== Data provided

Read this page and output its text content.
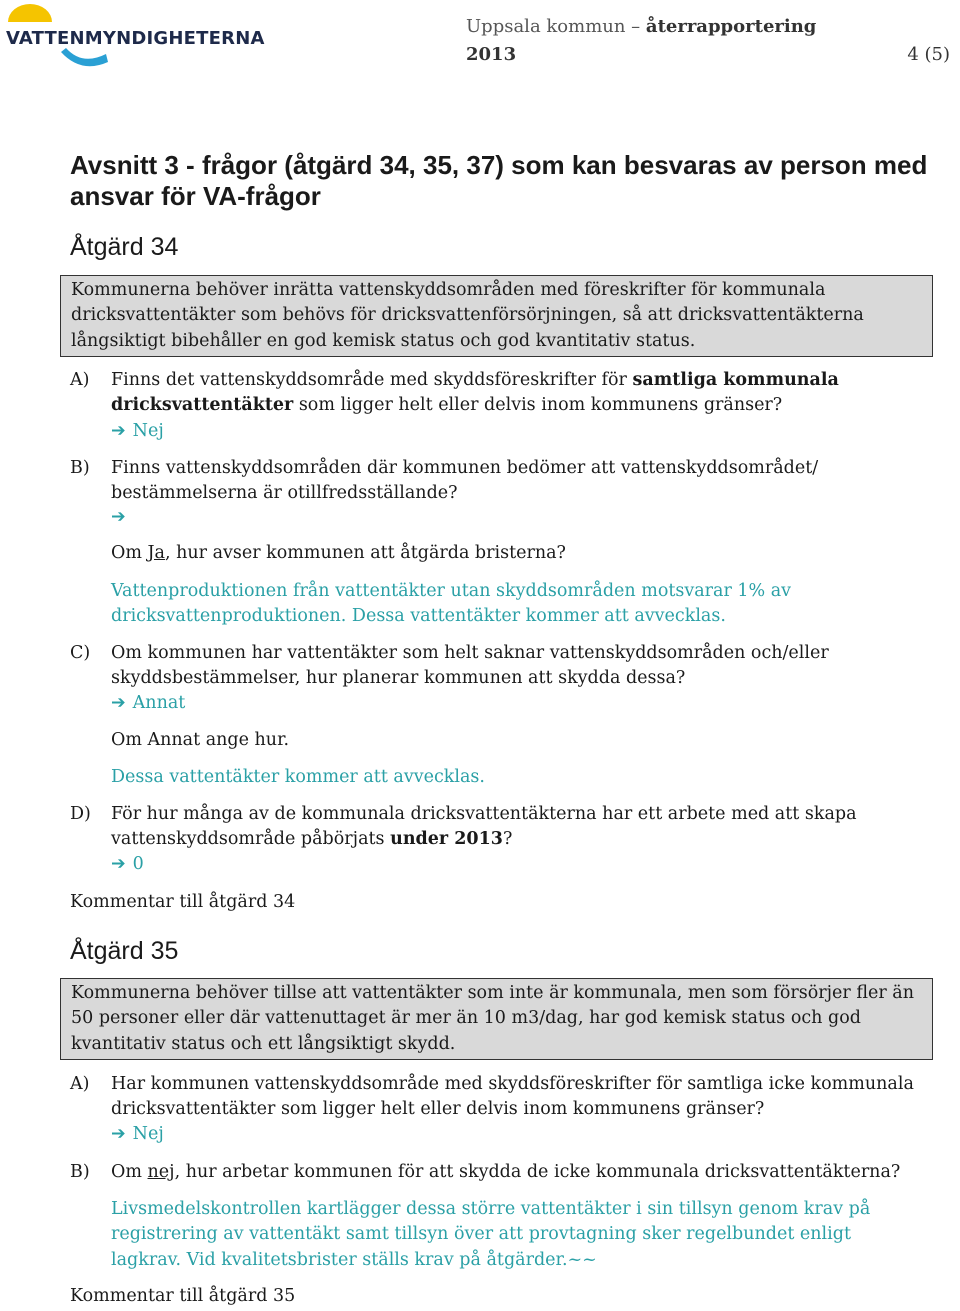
VATTENMYNDIGHETERNA
Uppsala kommun – återrapportering
2013	4 (5)
Avsnitt 3 - frågor (åtgärd 34, 35, 37) som kan besvaras av person med ansvar för VA-frågor
Åtgärd 34
Kommunerna behöver inrätta vattenskyddsområden med föreskrifter för kommunala dricksvattentäkter som behövs för dricksvattenförsörjningen, så att dricksvattentäkterna långsiktigt bibehåller en god kemisk status och god kvantitativ status.
A) Finns det vattenskyddsområde med skyddsföreskrifter för samtliga kommunala dricksvattentäkter som ligger helt eller delvis inom kommunens gränser?
➔ Nej
B) Finns vattenskyddsområden där kommunen bedömer att vattenskyddsområdet/ bestämmelserna är otillfredsställande?
➔
Om Ja, hur avser kommunen att åtgärda bristerna?
Vattenproduktionen från vattentäkter utan skyddsområden motsvarar 1% av dricksvattenproduktionen. Dessa vattentäkter kommer att avvecklas.
C) Om kommunen har vattentäkter som helt saknar vattenskyddsområden och/eller skyddsbestämmelser, hur planerar kommunen att skydda dessa?
➔ Annat
Om Annat ange hur.
Dessa vattentäkter kommer att avvecklas.
D) För hur många av de kommunala dricksvattentäkterna har ett arbete med att skapa vattenskyddsområde påbörjats under 2013?
➔ 0
Kommentar till åtgärd 34
Åtgärd 35
Kommunerna behöver tillse att vattentäkter som inte är kommunala, men som försörjer fler än 50 personer eller där vattenuttaget är mer än 10 m3/dag, har god kemisk status och god kvantitativ status och ett långsiktigt skydd.
A) Har kommunen vattenskyddsområde med skyddsföreskrifter för samtliga icke kommunala dricksvattentäkter som ligger helt eller delvis inom kommunens gränser?
➔ Nej
B) Om nej, hur arbetar kommunen för att skydda de icke kommunala dricksvattentäkterna?
Livsmedelskontrollen kartlägger dessa större vattentäkter i sin tillsyn genom krav på registrering av vattentäkt samt tillsyn över att provtagning sker regelbundet enligt lagkrav. Vid kvalitetsbrister ställs krav på åtgärder.~~
Kommentar till åtgärd 35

====

### Aim of the exercise
Only an exact copy of the records, free of images, belongs in the answer.

### Answer area
Read this page and output its text content.
VATTENMYNDIGHETERNA
Uppsala kommun – återrapportering
2013	4 (5)
Avsnitt 3 - frågor (åtgärd 34, 35, 37) som kan besvaras av person med ansvar för VA-frågor
Åtgärd 34
Kommunerna behöver inrätta vattenskyddsområden med föreskrifter för kommunala dricksvattentäkter som behövs för dricksvattenförsörjningen, så att dricksvattentäkterna långsiktigt bibehåller en god kemisk status och god kvantitativ status.
A) Finns det vattenskyddsområde med skyddsföreskrifter för samtliga kommunala dricksvattentäkter som ligger helt eller delvis inom kommunens gränser?
➔ Nej
B) Finns vattenskyddsområden där kommunen bedömer att vattenskyddsområdet/ bestämmelserna är otillfredsställande?
➔
Om Ja, hur avser kommunen att åtgärda bristerna?
Vattenproduktionen från vattentäkter utan skyddsområden motsvarar 1% av dricksvattenproduktionen. Dessa vattentäkter kommer att avvecklas.
C) Om kommunen har vattentäkter som helt saknar vattenskyddsområden och/eller skyddsbestämmelser, hur planerar kommunen att skydda dessa?
➔ Annat
Om Annat ange hur.
Dessa vattentäkter kommer att avvecklas.
D) För hur många av de kommunala dricksvattentäkterna har ett arbete med att skapa vattenskyddsområde påbörjats under 2013?
➔ 0
Kommentar till åtgärd 34
Åtgärd 35
Kommunerna behöver tillse att vattentäkter som inte är kommunala, men som försörjer fler än 50 personer eller där vattenuttaget är mer än 10 m3/dag, har god kemisk status och god kvantitativ status och ett långsiktigt skydd.
A) Har kommunen vattenskyddsområde med skyddsföreskrifter för samtliga icke kommunala dricksvattentäkter som ligger helt eller delvis inom kommunens gränser?
➔ Nej
B) Om nej, hur arbetar kommunen för att skydda de icke kommunala dricksvattentäkterna?
Livsmedelskontrollen kartlägger dessa större vattentäkter i sin tillsyn genom krav på registrering av vattentäkt samt tillsyn över att provtagning sker regelbundet enligt lagkrav. Vid kvalitetsbrister ställs krav på åtgärder.~~
Kommentar till åtgärd 35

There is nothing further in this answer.